--- Start of Provided material ---
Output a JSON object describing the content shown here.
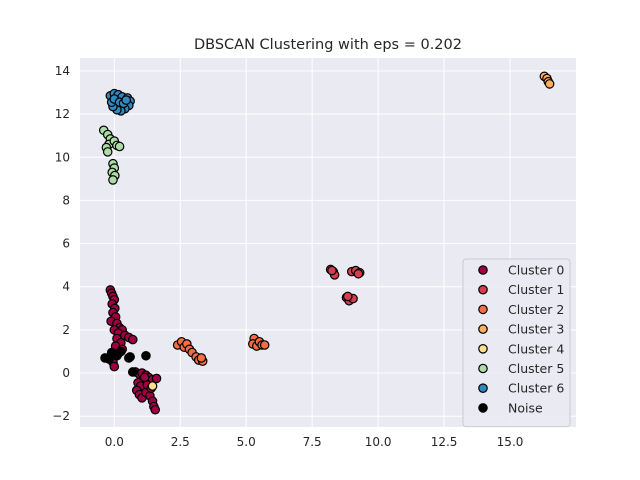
{
  "chart_data": {
    "type": "scatter",
    "title": "DBSCAN Clustering with eps = 0.202",
    "xlabel": "",
    "ylabel": "",
    "xlim": [
      -1.3,
      17.5
    ],
    "ylim": [
      -2.5,
      14.6
    ],
    "xticks": [
      0.0,
      2.5,
      5.0,
      7.5,
      10.0,
      12.5,
      15.0
    ],
    "xtick_labels": [
      "0.0",
      "2.5",
      "5.0",
      "7.5",
      "10.0",
      "12.5",
      "15.0"
    ],
    "yticks": [
      -2,
      0,
      2,
      4,
      6,
      8,
      10,
      12,
      14
    ],
    "ytick_labels": [
      "−2",
      "0",
      "2",
      "4",
      "6",
      "8",
      "10",
      "12",
      "14"
    ],
    "grid": true,
    "legend_position": "lower-right",
    "colors": {
      "background": "#eaeaf2",
      "grid": "#ffffff",
      "marker_edge": "#000000"
    },
    "series": [
      {
        "name": "Cluster 0",
        "color": "#9e0142",
        "points": [
          [
            -0.15,
            3.85
          ],
          [
            -0.1,
            3.7
          ],
          [
            -0.05,
            3.55
          ],
          [
            0.0,
            3.4
          ],
          [
            -0.08,
            3.2
          ],
          [
            0.02,
            3.0
          ],
          [
            -0.05,
            2.8
          ],
          [
            0.05,
            2.6
          ],
          [
            -0.12,
            2.4
          ],
          [
            0.1,
            2.3
          ],
          [
            0.2,
            2.1
          ],
          [
            0.3,
            2.0
          ],
          [
            0.0,
            2.0
          ],
          [
            0.15,
            1.85
          ],
          [
            0.4,
            1.75
          ],
          [
            0.55,
            1.65
          ],
          [
            0.7,
            1.55
          ],
          [
            0.1,
            1.6
          ],
          [
            0.25,
            1.4
          ],
          [
            0.05,
            1.25
          ],
          [
            0.3,
            1.1
          ],
          [
            0.15,
            0.9
          ],
          [
            0.0,
            0.75
          ],
          [
            -0.05,
            0.5
          ],
          [
            0.0,
            0.3
          ],
          [
            0.8,
            0.05
          ],
          [
            0.95,
            -0.05
          ],
          [
            1.05,
            0.0
          ],
          [
            1.2,
            -0.1
          ],
          [
            1.3,
            -0.2
          ],
          [
            1.45,
            -0.3
          ],
          [
            1.6,
            -0.25
          ],
          [
            1.1,
            -0.35
          ],
          [
            0.9,
            -0.45
          ],
          [
            1.0,
            -0.6
          ],
          [
            0.85,
            -0.8
          ],
          [
            0.95,
            -1.0
          ],
          [
            1.05,
            -1.15
          ],
          [
            1.2,
            -0.9
          ],
          [
            1.35,
            -1.05
          ],
          [
            1.45,
            -1.3
          ],
          [
            1.5,
            -1.55
          ],
          [
            1.55,
            -1.7
          ],
          [
            1.25,
            -0.55
          ],
          [
            1.4,
            -0.7
          ],
          [
            1.15,
            -0.2
          ]
        ]
      },
      {
        "name": "Cluster 1",
        "color": "#d53e4f",
        "points": [
          [
            8.2,
            4.8
          ],
          [
            8.3,
            4.7
          ],
          [
            8.35,
            4.55
          ],
          [
            8.25,
            4.75
          ],
          [
            9.0,
            4.7
          ],
          [
            9.15,
            4.75
          ],
          [
            9.3,
            4.65
          ],
          [
            9.25,
            4.6
          ],
          [
            8.8,
            3.5
          ],
          [
            8.9,
            3.35
          ],
          [
            9.05,
            3.45
          ],
          [
            8.85,
            3.55
          ]
        ]
      },
      {
        "name": "Cluster 2",
        "color": "#f46d43",
        "points": [
          [
            2.4,
            1.3
          ],
          [
            2.55,
            1.45
          ],
          [
            2.65,
            1.2
          ],
          [
            2.75,
            1.35
          ],
          [
            2.85,
            1.1
          ],
          [
            2.95,
            0.95
          ],
          [
            3.1,
            0.75
          ],
          [
            3.2,
            0.6
          ],
          [
            3.35,
            0.55
          ],
          [
            3.3,
            0.7
          ],
          [
            5.3,
            1.6
          ],
          [
            5.25,
            1.35
          ],
          [
            5.4,
            1.25
          ],
          [
            5.5,
            1.45
          ],
          [
            5.6,
            1.3
          ],
          [
            5.7,
            1.3
          ]
        ]
      },
      {
        "name": "Cluster 3",
        "color": "#fdae61",
        "points": [
          [
            16.3,
            13.75
          ],
          [
            16.4,
            13.65
          ],
          [
            16.45,
            13.5
          ],
          [
            16.5,
            13.4
          ]
        ]
      },
      {
        "name": "Cluster 4",
        "color": "#fee08b",
        "points": [
          [
            1.45,
            -0.6
          ]
        ]
      },
      {
        "name": "Cluster 5",
        "color": "#abdda4",
        "points": [
          [
            -0.4,
            11.25
          ],
          [
            -0.25,
            11.05
          ],
          [
            -0.15,
            10.85
          ],
          [
            -0.2,
            10.6
          ],
          [
            -0.3,
            10.45
          ],
          [
            -0.25,
            10.25
          ],
          [
            0.0,
            10.75
          ],
          [
            0.1,
            10.55
          ],
          [
            0.2,
            10.5
          ],
          [
            -0.05,
            9.7
          ],
          [
            0.0,
            9.5
          ],
          [
            -0.08,
            9.3
          ],
          [
            0.02,
            9.15
          ],
          [
            -0.05,
            8.95
          ]
        ]
      },
      {
        "name": "Cluster 6",
        "color": "#3288bd",
        "points": [
          [
            -0.15,
            12.85
          ],
          [
            0.0,
            12.95
          ],
          [
            0.15,
            12.9
          ],
          [
            0.3,
            12.8
          ],
          [
            0.5,
            12.75
          ],
          [
            0.6,
            12.6
          ],
          [
            0.55,
            12.4
          ],
          [
            0.4,
            12.25
          ],
          [
            0.25,
            12.15
          ],
          [
            0.1,
            12.2
          ],
          [
            -0.05,
            12.35
          ],
          [
            -0.1,
            12.55
          ],
          [
            0.0,
            12.7
          ],
          [
            0.2,
            12.55
          ],
          [
            0.35,
            12.5
          ],
          [
            0.45,
            12.65
          ]
        ]
      },
      {
        "name": "Noise",
        "color": "#000000",
        "points": [
          [
            -0.35,
            0.7
          ],
          [
            -0.2,
            0.65
          ],
          [
            -0.1,
            0.95
          ],
          [
            0.1,
            0.8
          ],
          [
            0.25,
            1.0
          ],
          [
            0.6,
            0.75
          ],
          [
            0.55,
            0.7
          ],
          [
            1.2,
            0.8
          ],
          [
            0.7,
            0.05
          ]
        ]
      }
    ]
  }
}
--- End of Provided material ---
### Task description
From the material given, work out how many lines hold the string "name"; state that number and nothing further.

### Exercise response
8